▶ [SOURCE TEXT]
While many Minnesota workers spend the warmer months indoors, those whose jobs involve outdoor activities can face increased risks during the summer. As heat increases, many people attempt to work without adjusting for the changing environment. However, heat and lightning cause numerous injuries and some deaths each year, making awareness an important focus for both employers and employees. Both OSHA and the National Oceanic and Atmospheric Administration are working to remind these parties of appropriate safety precautions through educational campaigns.
Workplace illnesses related to the heat can include heat illness and heat stroke, which can be deadly. In fact, more than 2,630 individuals across the country suffered heat illness related to their work activities in 2014, and 18 people perished from heat stroke that year. OSHA notes that those most vulnerable to these types of problems are athletes, those employed in outdoor professions, emergency response personnel and elderly employees. Additionally, those who have only been on the job for a few days face greater risks of heat-related injuries on the job because of the need to acclimate. Water, shade, and frequent breaks should be provided to such workers.
Lightning can be another serious summer hazard for outdoor workers, which makes it important for employers to review safety protocol for lightning storms. It is crucial for workers to be trained to observe the signs of such a storm and to understand when and where to take shelter. If an individual cannot find a fully enclosed structure fitted with plumbing and electric wiring, the next best spot is inside a metal vehicle with a hard top.
An individual who suffers a weather-related injury or illness during work should seek medical care promptly to ensure that treatment is received before the matter becomes deadly. Additionally, it is helpful to know that most employers are required to have workers’ compensation coverage to ensure that treatment and other costs related to such injuries are handled.

▶ [PROVIDED RECORDS]
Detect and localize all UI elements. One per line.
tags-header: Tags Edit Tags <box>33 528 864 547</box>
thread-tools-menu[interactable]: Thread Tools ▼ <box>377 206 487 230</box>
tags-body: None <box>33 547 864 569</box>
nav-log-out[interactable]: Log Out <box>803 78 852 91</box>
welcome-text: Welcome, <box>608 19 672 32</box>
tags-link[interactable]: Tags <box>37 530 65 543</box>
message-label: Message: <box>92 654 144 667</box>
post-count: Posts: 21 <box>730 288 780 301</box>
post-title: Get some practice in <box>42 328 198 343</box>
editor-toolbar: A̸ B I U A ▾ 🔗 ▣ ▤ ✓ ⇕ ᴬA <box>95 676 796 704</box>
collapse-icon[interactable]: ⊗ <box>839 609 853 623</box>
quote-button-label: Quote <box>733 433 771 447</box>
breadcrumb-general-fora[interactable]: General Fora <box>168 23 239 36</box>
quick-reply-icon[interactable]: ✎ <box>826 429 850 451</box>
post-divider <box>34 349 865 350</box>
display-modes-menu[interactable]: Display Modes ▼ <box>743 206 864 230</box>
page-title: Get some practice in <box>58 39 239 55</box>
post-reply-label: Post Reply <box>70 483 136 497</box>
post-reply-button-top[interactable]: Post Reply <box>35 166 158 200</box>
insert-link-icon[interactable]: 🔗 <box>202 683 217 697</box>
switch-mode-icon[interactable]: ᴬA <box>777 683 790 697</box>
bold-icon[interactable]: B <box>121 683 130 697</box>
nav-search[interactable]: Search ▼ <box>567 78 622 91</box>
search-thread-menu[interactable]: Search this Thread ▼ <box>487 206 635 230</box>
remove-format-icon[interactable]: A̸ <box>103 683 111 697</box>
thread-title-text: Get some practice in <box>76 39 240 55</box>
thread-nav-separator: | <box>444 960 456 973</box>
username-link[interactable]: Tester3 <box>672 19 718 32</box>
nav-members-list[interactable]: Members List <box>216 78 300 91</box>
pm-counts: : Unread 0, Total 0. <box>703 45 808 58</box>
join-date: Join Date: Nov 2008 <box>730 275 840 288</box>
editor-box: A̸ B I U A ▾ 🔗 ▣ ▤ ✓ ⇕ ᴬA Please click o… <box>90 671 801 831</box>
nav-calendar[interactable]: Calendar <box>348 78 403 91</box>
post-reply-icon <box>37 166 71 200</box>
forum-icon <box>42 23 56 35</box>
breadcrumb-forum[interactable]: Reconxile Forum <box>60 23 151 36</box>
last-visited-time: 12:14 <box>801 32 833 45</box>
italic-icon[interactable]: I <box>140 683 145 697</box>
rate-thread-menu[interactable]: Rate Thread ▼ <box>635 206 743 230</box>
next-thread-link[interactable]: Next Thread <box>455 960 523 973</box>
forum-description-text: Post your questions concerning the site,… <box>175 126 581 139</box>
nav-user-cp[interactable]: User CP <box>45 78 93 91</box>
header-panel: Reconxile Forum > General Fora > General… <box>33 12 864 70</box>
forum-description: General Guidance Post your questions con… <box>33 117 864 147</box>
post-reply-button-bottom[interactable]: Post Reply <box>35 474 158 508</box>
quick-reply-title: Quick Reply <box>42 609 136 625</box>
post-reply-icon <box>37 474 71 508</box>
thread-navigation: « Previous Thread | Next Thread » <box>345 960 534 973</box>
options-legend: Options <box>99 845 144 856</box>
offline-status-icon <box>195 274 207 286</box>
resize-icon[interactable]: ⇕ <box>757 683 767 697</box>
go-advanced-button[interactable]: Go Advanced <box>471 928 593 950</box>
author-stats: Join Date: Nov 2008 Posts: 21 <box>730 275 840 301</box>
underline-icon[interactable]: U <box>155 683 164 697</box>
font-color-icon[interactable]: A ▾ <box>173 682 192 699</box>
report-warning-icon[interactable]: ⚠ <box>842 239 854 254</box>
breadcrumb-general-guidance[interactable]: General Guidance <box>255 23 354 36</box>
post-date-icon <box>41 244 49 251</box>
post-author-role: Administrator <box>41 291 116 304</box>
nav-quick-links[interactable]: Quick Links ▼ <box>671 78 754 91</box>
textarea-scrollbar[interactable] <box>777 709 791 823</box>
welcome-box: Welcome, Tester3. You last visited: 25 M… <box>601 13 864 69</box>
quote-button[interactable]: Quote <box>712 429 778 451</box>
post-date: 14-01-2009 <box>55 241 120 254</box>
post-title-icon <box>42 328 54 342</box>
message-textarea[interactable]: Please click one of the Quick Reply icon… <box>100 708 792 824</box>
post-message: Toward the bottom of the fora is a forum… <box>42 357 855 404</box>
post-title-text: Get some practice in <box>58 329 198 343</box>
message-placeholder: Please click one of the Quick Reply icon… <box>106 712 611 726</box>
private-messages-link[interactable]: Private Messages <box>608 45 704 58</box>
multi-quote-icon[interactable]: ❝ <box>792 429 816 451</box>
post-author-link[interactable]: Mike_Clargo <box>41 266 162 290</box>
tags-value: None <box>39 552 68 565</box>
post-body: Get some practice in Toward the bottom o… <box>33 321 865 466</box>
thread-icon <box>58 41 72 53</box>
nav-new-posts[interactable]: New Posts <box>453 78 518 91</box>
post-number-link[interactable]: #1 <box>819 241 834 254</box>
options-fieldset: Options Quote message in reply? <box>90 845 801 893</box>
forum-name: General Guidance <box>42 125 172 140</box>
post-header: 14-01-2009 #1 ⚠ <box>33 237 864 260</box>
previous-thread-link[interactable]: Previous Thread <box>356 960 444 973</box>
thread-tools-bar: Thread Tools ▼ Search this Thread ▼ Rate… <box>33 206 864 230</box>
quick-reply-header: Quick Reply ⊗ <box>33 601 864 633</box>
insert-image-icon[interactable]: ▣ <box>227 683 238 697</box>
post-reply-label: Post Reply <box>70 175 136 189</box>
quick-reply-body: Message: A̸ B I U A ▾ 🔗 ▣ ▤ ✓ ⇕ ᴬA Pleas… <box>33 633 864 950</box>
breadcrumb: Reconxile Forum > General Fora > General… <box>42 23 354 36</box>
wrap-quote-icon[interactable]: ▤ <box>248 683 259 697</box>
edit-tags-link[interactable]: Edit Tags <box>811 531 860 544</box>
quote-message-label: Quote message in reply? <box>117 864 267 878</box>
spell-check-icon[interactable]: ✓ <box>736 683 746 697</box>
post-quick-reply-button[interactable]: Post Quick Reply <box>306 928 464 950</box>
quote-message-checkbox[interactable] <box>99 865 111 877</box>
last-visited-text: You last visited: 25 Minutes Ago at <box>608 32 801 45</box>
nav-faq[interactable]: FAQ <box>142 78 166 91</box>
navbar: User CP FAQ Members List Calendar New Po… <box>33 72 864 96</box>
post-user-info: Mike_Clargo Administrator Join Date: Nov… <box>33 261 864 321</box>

▶ [AIM OF THE EXERCISE]
Reproduce the stretch from "Lightning can be" through "injuries are handled." of the text on summer hazards for outdoor workers, replacing "shelter" with "refuge".

▶ [TASK RESULT]
Lightning can be another serious summer hazard for outdoor workers, which makes it important for employers to review safety protocol for lightning storms. It is crucial for workers to be trained to observe the signs of such a storm and to understand when and where to take refuge. If an individual cannot find a fully enclosed structure fitted with plumbing and electric wiring, the next best spot is inside a metal vehicle with a hard top.
An individual who suffers a weather-related injury or illness during work should seek medical care promptly to ensure that treatment is received before the matter becomes deadly. Additionally, it is helpful to know that most employers are required to have workers’ compensation coverage to ensure that treatment and other costs related to such injuries are handled.